## STATED EXERCISE
Return every line of the material exactly.

Dataset items:

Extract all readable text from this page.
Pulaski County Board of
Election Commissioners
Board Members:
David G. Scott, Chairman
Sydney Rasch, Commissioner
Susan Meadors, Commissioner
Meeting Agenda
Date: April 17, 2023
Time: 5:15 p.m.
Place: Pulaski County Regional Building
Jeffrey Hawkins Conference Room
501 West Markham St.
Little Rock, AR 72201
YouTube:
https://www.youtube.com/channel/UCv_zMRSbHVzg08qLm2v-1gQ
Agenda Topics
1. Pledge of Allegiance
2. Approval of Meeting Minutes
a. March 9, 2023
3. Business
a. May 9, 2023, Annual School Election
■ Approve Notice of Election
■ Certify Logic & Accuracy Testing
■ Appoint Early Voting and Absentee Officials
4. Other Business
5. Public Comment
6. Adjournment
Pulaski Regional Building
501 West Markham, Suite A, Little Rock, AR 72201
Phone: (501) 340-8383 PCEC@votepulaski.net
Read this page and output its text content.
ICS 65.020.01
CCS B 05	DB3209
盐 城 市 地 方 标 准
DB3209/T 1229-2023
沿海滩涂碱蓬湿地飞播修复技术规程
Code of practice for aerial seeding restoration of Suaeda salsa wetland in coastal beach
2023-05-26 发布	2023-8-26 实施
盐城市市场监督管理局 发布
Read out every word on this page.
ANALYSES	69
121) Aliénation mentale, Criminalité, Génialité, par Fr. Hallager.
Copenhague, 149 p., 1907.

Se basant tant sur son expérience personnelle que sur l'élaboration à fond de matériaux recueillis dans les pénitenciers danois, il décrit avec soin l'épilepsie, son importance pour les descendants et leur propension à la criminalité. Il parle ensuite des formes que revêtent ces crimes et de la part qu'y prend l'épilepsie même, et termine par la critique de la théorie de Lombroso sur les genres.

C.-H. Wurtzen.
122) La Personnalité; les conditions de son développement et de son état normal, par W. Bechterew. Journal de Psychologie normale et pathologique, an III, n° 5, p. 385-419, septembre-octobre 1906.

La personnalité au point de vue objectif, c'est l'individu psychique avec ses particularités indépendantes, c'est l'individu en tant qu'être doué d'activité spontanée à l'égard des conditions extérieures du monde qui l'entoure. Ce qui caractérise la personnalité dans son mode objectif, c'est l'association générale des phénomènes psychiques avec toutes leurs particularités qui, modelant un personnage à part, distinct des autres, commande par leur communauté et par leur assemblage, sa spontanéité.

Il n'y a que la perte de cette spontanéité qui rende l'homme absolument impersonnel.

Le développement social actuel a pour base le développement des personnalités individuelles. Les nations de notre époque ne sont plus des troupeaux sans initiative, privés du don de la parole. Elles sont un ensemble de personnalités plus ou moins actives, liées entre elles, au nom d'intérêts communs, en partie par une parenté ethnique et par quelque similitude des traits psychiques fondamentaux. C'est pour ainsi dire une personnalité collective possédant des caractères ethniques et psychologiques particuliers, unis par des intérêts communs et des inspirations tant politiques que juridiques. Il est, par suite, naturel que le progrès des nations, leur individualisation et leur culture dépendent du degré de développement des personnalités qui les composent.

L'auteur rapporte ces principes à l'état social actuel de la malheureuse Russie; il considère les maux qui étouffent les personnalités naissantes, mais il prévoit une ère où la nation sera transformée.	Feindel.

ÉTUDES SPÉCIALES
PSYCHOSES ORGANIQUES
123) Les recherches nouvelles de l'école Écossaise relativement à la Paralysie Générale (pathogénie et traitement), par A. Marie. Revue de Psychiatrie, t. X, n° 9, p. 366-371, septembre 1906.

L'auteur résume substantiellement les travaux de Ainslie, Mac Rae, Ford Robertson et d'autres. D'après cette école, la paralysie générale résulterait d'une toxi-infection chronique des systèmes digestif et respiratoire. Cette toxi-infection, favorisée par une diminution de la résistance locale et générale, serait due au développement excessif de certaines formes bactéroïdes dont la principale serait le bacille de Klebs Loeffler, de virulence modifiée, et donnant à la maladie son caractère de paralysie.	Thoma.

## ANSWER FOR THE TASK
Extract all readable text from this page.
Pulaski County Board of
Election Commissioners
Board Members:
David G. Scott, Chairman
Sydney Rasch, Commissioner
Susan Meadors, Commissioner
Meeting Agenda
Date: April 17, 2023
Time: 5:15 p.m.
Place: Pulaski County Regional Building
Jeffrey Hawkins Conference Room
501 West Markham St.
Little Rock, AR 72201
YouTube:
https://www.youtube.com/channel/UCv_zMRSbHVzg08qLm2v-1gQ
Agenda Topics
1. Pledge of Allegiance
2. Approval of Meeting Minutes
a. March 9, 2023
3. Business
a. May 9, 2023, Annual School Election
■ Approve Notice of Election
■ Certify Logic & Accuracy Testing
■ Appoint Early Voting and Absentee Officials
4. Other Business
5. Public Comment
6. Adjournment
Pulaski Regional Building
501 West Markham, Suite A, Little Rock, AR 72201
Phone: (501) 340-8383 PCEC@votepulaski.net
Read this page and output its text content.
ICS 65.020.01
CCS B 05	DB3209
盐 城 市 地 方 标 准
DB3209/T 1229-2023
沿海滩涂碱蓬湿地飞播修复技术规程
Code of practice for aerial seeding restoration of Suaeda salsa wetland in coastal beach
2023-05-26 发布	2023-8-26 实施
盐城市市场监督管理局 发布
Read out every word on this page.
ANALYSES	69
121) Aliénation mentale, Criminalité, Génialité, par Fr. Hallager.
Copenhague, 149 p., 1907.

Se basant tant sur son expérience personnelle que sur l'élaboration à fond de matériaux recueillis dans les pénitenciers danois, il décrit avec soin l'épilepsie, son importance pour les descendants et leur propension à la criminalité. Il parle ensuite des formes que revêtent ces crimes et de la part qu'y prend l'épilepsie même, et termine par la critique de la théorie de Lombroso sur les genres.

C.-H. Wurtzen.
122) La Personnalité; les conditions de son développement et de son état normal, par W. Bechterew. Journal de Psychologie normale et pathologique, an III, n° 5, p. 385-419, septembre-octobre 1906.

La personnalité au point de vue objectif, c'est l'individu psychique avec ses particularités indépendantes, c'est l'individu en tant qu'être doué d'activité spontanée à l'égard des conditions extérieures du monde qui l'entoure. Ce qui caractérise la personnalité dans son mode objectif, c'est l'association générale des phénomènes psychiques avec toutes leurs particularités qui, modelant un personnage à part, distinct des autres, commande par leur communauté et par leur assemblage, sa spontanéité.

Il n'y a que la perte de cette spontanéité qui rende l'homme absolument impersonnel.

Le développement social actuel a pour base le développement des personnalités individuelles. Les nations de notre époque ne sont plus des troupeaux sans initiative, privés du don de la parole. Elles sont un ensemble de personnalités plus ou moins actives, liées entre elles, au nom d'intérêts communs, en partie par une parenté ethnique et par quelque similitude des traits psychiques fondamentaux. C'est pour ainsi dire une personnalité collective possédant des caractères ethniques et psychologiques particuliers, unis par des intérêts communs et des inspirations tant politiques que juridiques. Il est, par suite, naturel que le progrès des nations, leur individualisation et leur culture dépendent du degré de développement des personnalités qui les composent.

L'auteur rapporte ces principes à l'état social actuel de la malheureuse Russie; il considère les maux qui étouffent les personnalités naissantes, mais il prévoit une ère où la nation sera transformée.	Feindel.

ÉTUDES SPÉCIALES
PSYCHOSES ORGANIQUES
123) Les recherches nouvelles de l'école Écossaise relativement à la Paralysie Générale (pathogénie et traitement), par A. Marie. Revue de Psychiatrie, t. X, n° 9, p. 366-371, septembre 1906.

L'auteur résume substantiellement les travaux de Ainslie, Mac Rae, Ford Robertson et d'autres. D'après cette école, la paralysie générale résulterait d'une toxi-infection chronique des systèmes digestif et respiratoire. Cette toxi-infection, favorisée par une diminution de la résistance locale et générale, serait due au développement excessif de certaines formes bactéroïdes dont la principale serait le bacille de Klebs Loeffler, de virulence modifiée, et donnant à la maladie son caractère de paralysie.	Thoma.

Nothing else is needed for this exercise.